**DIRECTION**.
From the entries below, pull out each line where "Angeles" appears.

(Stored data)
__________________________________________________
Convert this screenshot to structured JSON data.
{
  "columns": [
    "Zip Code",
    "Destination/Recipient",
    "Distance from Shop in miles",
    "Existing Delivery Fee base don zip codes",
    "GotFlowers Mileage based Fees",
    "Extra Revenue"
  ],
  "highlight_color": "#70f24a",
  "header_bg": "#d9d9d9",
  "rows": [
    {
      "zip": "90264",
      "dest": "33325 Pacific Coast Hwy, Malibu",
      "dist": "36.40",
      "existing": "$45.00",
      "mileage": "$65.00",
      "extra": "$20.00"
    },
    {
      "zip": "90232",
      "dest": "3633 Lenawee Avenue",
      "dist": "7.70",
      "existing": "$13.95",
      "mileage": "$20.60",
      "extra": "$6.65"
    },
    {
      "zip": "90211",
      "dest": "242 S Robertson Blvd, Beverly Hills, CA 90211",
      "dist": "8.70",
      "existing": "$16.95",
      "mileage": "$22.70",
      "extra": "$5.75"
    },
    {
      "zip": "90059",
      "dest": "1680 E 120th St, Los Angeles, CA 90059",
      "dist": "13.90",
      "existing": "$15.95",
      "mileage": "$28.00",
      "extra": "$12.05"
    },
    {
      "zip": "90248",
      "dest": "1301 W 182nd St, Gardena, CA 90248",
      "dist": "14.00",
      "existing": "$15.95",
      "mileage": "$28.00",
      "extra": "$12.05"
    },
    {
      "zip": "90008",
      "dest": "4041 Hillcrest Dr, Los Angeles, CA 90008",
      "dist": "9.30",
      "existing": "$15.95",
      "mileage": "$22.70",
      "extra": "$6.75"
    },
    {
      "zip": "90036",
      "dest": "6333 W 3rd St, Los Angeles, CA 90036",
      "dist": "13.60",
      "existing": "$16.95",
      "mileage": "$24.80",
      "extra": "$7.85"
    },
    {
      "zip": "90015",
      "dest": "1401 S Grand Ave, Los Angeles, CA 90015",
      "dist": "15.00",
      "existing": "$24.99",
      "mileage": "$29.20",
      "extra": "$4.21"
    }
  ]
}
__________________________________________________
**PROBLEM SOLUTION**.
      "dest": "1680 E 120th St, Los Angeles, CA 90059",
      "dest": "4041 Hillcrest Dr, Los Angeles, CA 90008",
      "dest": "6333 W 3rd St, Los Angeles, CA 90036",
      "dest": "1401 S Grand Ave, Los Angeles, CA 90015",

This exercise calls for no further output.